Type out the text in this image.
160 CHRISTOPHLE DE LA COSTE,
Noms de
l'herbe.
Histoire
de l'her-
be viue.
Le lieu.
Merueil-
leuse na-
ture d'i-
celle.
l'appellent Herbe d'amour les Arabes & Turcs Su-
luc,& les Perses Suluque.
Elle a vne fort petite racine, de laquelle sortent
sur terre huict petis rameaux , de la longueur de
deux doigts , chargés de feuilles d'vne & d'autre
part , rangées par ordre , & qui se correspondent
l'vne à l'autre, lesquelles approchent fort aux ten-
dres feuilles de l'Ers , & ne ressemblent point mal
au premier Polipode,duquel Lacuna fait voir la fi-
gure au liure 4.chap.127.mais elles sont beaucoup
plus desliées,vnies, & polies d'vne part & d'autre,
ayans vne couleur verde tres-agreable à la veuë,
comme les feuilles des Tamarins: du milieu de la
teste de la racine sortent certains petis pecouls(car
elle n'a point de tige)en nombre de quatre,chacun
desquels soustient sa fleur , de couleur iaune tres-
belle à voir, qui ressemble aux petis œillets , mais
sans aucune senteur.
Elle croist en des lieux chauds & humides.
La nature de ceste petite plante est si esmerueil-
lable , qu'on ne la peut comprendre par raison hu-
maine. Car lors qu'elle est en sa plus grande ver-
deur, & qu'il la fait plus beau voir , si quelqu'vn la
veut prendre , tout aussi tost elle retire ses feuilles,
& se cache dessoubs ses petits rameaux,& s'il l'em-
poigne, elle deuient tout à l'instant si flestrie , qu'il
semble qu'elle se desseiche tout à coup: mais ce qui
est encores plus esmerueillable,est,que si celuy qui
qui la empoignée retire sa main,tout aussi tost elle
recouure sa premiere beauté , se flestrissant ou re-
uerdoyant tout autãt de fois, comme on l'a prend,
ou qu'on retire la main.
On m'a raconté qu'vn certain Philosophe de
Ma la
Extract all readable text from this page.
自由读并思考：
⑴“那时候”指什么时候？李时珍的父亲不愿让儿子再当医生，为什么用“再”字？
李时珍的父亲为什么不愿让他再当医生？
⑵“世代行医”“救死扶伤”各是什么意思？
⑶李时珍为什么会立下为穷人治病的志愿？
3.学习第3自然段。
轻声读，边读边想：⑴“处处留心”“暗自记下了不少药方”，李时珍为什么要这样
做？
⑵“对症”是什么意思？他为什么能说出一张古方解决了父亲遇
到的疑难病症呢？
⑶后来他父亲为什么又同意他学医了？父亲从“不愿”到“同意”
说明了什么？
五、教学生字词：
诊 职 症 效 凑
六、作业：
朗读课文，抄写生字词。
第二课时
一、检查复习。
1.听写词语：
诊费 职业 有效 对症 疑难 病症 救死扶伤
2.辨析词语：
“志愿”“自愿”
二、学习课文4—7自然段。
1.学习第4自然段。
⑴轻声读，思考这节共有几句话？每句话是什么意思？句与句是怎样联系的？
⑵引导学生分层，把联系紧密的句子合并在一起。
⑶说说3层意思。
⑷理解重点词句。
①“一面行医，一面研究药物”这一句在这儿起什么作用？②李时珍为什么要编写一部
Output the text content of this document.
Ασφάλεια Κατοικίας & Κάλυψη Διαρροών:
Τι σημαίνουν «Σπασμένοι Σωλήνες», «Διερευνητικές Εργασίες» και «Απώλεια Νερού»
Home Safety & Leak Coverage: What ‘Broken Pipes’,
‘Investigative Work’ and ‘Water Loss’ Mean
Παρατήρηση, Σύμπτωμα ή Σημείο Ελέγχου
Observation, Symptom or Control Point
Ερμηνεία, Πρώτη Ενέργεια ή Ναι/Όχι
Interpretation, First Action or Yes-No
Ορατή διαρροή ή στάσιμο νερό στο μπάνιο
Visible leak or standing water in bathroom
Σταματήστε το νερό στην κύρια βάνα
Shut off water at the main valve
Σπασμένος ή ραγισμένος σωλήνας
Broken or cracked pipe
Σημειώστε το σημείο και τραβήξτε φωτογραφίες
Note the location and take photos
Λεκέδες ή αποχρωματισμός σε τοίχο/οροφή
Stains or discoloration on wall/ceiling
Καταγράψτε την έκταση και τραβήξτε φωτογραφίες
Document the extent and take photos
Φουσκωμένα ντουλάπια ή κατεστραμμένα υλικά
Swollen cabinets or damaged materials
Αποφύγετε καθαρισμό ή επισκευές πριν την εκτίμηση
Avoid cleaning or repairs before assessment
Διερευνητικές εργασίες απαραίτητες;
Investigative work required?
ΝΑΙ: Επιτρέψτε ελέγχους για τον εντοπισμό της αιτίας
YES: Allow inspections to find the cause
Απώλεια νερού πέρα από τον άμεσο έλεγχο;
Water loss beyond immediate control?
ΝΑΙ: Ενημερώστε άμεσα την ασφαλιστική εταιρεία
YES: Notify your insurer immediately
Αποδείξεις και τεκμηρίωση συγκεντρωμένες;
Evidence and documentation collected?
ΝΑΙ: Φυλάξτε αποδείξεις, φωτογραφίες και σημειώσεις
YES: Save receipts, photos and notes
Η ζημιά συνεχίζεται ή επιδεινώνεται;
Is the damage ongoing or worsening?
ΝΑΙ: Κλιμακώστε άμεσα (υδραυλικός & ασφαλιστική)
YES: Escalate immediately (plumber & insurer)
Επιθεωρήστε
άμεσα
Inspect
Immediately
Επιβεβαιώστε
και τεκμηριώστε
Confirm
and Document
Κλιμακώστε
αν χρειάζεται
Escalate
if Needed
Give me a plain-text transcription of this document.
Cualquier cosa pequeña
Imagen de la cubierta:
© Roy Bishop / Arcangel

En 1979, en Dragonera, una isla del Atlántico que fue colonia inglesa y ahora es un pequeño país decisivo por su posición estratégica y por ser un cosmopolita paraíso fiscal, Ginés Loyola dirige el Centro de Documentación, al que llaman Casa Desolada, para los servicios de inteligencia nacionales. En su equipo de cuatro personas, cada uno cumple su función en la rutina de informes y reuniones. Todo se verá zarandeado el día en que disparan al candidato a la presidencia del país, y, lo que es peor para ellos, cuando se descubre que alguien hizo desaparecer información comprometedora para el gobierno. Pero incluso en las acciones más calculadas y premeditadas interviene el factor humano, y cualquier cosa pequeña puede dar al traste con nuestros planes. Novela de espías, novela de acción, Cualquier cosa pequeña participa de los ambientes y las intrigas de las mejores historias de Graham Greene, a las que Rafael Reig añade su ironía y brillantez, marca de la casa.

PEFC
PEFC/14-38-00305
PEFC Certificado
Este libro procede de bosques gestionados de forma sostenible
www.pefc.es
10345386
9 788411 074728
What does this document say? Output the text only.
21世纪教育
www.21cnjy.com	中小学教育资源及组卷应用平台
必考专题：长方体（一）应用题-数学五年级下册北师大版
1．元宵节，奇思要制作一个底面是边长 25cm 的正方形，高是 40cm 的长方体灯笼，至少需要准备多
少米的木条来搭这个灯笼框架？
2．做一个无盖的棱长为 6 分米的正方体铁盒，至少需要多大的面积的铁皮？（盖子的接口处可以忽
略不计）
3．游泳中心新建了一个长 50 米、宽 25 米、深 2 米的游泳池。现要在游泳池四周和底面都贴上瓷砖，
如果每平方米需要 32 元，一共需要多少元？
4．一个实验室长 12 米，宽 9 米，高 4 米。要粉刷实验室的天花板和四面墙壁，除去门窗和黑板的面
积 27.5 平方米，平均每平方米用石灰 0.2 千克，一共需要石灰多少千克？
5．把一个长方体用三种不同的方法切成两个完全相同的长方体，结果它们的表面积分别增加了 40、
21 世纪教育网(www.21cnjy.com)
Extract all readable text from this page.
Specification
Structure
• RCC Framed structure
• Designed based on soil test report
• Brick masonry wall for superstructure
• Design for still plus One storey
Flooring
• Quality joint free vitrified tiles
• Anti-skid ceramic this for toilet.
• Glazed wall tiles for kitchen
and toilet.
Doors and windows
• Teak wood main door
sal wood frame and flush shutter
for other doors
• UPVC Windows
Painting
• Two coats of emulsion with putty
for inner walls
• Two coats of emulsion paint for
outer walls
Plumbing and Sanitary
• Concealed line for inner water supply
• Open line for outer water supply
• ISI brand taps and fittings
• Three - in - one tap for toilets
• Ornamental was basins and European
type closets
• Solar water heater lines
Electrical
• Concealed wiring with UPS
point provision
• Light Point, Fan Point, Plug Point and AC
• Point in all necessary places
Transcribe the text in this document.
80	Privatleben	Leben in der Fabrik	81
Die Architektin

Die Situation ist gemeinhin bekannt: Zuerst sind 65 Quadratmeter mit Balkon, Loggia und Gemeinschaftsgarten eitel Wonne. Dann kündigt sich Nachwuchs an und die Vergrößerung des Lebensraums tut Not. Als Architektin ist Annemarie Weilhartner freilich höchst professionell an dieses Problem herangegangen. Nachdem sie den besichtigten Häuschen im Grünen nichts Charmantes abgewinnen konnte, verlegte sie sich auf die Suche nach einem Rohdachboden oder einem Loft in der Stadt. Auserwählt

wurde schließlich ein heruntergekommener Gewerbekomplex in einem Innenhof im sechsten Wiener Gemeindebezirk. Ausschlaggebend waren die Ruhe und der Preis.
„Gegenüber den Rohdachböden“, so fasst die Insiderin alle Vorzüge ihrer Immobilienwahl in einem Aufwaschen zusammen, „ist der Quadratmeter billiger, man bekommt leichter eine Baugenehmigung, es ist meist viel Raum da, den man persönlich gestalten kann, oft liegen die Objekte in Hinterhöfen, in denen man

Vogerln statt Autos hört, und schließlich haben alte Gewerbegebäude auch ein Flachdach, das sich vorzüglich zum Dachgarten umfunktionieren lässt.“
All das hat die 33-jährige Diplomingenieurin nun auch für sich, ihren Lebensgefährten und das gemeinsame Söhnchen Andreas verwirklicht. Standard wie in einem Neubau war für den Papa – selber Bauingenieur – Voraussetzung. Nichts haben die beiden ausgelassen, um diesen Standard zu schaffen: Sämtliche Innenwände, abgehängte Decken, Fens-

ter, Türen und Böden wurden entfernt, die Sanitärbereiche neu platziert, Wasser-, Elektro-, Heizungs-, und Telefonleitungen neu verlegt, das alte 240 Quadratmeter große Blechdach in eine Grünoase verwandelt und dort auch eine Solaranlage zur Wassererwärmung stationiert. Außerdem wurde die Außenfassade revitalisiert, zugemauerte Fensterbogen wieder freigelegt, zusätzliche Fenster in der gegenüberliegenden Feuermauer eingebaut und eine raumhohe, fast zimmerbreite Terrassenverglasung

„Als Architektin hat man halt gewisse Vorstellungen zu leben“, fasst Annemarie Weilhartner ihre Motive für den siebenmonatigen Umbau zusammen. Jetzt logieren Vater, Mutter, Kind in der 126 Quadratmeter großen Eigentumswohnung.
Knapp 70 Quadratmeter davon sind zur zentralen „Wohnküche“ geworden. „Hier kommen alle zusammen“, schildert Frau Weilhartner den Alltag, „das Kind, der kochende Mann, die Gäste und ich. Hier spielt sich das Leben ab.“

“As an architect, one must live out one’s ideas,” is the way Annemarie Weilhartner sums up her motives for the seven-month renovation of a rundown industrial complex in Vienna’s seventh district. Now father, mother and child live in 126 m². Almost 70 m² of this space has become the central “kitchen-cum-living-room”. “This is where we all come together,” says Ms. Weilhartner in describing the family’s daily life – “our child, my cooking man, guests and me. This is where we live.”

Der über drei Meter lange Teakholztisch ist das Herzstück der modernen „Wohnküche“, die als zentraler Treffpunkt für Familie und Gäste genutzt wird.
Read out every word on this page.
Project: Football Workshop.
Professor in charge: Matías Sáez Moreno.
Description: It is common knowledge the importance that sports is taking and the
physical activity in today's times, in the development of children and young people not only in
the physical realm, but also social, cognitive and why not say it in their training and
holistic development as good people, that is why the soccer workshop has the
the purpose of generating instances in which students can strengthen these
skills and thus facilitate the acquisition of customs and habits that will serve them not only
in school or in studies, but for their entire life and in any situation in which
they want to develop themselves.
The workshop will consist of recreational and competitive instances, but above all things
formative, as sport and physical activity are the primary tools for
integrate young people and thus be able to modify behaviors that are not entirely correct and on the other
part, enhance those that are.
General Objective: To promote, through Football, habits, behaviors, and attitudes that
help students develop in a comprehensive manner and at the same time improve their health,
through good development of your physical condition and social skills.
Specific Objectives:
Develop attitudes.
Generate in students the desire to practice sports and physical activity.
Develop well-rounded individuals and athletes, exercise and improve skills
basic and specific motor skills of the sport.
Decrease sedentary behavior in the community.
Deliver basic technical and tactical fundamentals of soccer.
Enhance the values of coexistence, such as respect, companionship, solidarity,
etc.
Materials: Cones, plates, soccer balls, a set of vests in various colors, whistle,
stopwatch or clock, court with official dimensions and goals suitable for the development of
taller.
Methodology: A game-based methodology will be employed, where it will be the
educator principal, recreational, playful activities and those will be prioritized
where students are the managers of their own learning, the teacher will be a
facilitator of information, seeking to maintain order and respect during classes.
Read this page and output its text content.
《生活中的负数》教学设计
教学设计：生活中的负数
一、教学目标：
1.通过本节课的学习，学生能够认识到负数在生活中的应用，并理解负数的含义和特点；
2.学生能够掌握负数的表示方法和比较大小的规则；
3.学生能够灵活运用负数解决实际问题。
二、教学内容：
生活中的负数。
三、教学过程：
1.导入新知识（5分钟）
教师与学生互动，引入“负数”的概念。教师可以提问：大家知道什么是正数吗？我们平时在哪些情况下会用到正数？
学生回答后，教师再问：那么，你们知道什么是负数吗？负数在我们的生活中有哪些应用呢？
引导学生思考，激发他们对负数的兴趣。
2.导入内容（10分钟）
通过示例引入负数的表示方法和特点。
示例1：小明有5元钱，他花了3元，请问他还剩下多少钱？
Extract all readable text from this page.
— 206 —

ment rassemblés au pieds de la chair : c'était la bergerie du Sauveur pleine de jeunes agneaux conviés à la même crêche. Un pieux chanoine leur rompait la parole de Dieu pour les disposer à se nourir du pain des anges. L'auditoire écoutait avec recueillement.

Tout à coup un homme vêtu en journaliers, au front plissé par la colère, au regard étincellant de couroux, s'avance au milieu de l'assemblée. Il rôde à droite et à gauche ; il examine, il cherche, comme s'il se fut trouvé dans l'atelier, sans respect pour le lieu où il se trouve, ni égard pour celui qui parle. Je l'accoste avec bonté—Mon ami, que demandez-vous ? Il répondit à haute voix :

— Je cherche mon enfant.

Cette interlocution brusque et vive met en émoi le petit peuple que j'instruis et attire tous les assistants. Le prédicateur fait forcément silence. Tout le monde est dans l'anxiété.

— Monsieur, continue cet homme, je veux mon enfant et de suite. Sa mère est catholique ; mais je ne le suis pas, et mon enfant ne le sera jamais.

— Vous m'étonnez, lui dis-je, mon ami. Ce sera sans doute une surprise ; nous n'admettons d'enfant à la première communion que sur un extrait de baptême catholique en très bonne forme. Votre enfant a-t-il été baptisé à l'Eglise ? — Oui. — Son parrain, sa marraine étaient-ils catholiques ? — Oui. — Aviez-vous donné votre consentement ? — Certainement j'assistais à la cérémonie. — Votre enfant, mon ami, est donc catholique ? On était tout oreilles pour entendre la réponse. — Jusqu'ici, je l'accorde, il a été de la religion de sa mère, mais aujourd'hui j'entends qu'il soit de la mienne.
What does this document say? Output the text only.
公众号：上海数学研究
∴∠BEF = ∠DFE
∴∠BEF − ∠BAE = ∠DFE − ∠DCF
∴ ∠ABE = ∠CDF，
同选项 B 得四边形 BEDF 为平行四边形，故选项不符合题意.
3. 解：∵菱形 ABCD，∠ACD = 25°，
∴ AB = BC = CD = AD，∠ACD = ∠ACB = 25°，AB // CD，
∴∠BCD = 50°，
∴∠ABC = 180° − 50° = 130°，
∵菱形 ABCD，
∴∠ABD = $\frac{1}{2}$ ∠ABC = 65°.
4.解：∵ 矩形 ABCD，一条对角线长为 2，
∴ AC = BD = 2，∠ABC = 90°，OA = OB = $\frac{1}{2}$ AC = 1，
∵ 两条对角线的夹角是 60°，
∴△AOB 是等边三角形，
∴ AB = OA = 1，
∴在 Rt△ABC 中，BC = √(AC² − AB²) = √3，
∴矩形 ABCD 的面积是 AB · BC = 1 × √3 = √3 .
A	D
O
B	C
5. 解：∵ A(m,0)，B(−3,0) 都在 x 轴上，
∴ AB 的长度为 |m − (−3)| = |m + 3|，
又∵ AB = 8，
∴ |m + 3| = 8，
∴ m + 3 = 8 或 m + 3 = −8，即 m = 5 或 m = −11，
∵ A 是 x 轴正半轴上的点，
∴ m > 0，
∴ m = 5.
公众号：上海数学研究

▬▬▬

### Work instructions
Find every line with the word "feuilles" and state how many there are, with no other words.

### Task solution
4